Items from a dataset

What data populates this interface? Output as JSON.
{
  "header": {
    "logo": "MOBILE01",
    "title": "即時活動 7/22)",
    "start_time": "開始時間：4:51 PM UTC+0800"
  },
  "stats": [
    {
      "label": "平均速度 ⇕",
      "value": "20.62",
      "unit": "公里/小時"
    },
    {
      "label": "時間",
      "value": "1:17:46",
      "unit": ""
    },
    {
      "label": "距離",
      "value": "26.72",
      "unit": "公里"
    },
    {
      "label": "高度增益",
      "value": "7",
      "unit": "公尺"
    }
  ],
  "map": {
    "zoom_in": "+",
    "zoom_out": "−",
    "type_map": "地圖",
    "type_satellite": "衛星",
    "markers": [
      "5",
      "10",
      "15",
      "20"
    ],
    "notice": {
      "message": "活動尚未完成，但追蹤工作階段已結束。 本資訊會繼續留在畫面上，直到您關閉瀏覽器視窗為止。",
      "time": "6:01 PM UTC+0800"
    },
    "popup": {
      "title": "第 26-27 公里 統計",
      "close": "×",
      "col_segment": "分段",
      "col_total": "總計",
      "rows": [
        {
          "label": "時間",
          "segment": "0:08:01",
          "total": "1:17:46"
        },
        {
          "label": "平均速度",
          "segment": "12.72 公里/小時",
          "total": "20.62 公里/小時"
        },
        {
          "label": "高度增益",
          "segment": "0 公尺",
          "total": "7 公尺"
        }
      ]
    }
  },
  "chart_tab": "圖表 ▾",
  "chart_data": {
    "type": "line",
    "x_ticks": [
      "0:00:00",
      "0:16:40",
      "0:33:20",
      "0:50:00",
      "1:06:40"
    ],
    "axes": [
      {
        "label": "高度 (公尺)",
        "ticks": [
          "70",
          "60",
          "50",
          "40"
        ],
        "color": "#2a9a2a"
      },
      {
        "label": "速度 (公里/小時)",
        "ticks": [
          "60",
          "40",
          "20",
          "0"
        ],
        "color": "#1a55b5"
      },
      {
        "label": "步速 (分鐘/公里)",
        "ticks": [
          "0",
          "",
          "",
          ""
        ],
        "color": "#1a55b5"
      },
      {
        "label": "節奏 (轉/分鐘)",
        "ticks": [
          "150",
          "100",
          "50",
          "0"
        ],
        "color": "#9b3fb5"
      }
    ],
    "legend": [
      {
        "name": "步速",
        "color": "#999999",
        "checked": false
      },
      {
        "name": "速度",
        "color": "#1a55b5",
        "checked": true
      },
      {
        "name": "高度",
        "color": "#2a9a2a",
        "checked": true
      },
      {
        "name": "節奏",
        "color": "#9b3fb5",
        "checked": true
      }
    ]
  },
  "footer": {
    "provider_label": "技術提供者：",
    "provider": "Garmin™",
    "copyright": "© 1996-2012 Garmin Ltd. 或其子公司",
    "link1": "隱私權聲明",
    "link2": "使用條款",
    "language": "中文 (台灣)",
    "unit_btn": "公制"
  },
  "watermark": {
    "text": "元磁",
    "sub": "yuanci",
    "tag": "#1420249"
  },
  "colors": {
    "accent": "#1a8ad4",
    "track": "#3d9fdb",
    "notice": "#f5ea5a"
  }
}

§ **Exercise details**: Please give back all of the records exactly as written.

§ **Response to this exercise**:
What data populates this interface? Output as JSON.
{
  "header": {
    "logo": "MOBILE01",
    "title": "即時活動 7/22)",
    "start_time": "開始時間：4:51 PM UTC+0800"
  },
  "stats": [
    {
      "label": "平均速度 ⇕",
      "value": "20.62",
      "unit": "公里/小時"
    },
    {
      "label": "時間",
      "value": "1:17:46",
      "unit": ""
    },
    {
      "label": "距離",
      "value": "26.72",
      "unit": "公里"
    },
    {
      "label": "高度增益",
      "value": "7",
      "unit": "公尺"
    }
  ],
  "map": {
    "zoom_in": "+",
    "zoom_out": "−",
    "type_map": "地圖",
    "type_satellite": "衛星",
    "markers": [
      "5",
      "10",
      "15",
      "20"
    ],
    "notice": {
      "message": "活動尚未完成，但追蹤工作階段已結束。 本資訊會繼續留在畫面上，直到您關閉瀏覽器視窗為止。",
      "time": "6:01 PM UTC+0800"
    },
    "popup": {
      "title": "第 26-27 公里 統計",
      "close": "×",
      "col_segment": "分段",
      "col_total": "總計",
      "rows": [
        {
          "label": "時間",
          "segment": "0:08:01",
          "total": "1:17:46"
        },
        {
          "label": "平均速度",
          "segment": "12.72 公里/小時",
          "total": "20.62 公里/小時"
        },
        {
          "label": "高度增益",
          "segment": "0 公尺",
          "total": "7 公尺"
        }
      ]
    }
  },
  "chart_tab": "圖表 ▾",
  "chart_data": {
    "type": "line",
    "x_ticks": [
      "0:00:00",
      "0:16:40",
      "0:33:20",
      "0:50:00",
      "1:06:40"
    ],
    "axes": [
      {
        "label": "高度 (公尺)",
        "ticks": [
          "70",
          "60",
          "50",
          "40"
        ],
        "color": "#2a9a2a"
      },
      {
        "label": "速度 (公里/小時)",
        "ticks": [
          "60",
          "40",
          "20",
          "0"
        ],
        "color": "#1a55b5"
      },
      {
        "label": "步速 (分鐘/公里)",
        "ticks": [
          "0",
          "",
          "",
          ""
        ],
        "color": "#1a55b5"
      },
      {
        "label": "節奏 (轉/分鐘)",
        "ticks": [
          "150",
          "100",
          "50",
          "0"
        ],
        "color": "#9b3fb5"
      }
    ],
    "legend": [
      {
        "name": "步速",
        "color": "#999999",
        "checked": false
      },
      {
        "name": "速度",
        "color": "#1a55b5",
        "checked": true
      },
      {
        "name": "高度",
        "color": "#2a9a2a",
        "checked": true
      },
      {
        "name": "節奏",
        "color": "#9b3fb5",
        "checked": true
      }
    ]
  },
  "footer": {
    "provider_label": "技術提供者：",
    "provider": "Garmin™",
    "copyright": "© 1996-2012 Garmin Ltd. 或其子公司",
    "link1": "隱私權聲明",
    "link2": "使用條款",
    "language": "中文 (台灣)",
    "unit_btn": "公制"
  },
  "watermark": {
    "text": "元磁",
    "sub": "yuanci",
    "tag": "#1420249"
  },
  "colors": {
    "accent": "#1a8ad4",
    "track": "#3d9fdb",
    "notice": "#f5ea5a"
  }
}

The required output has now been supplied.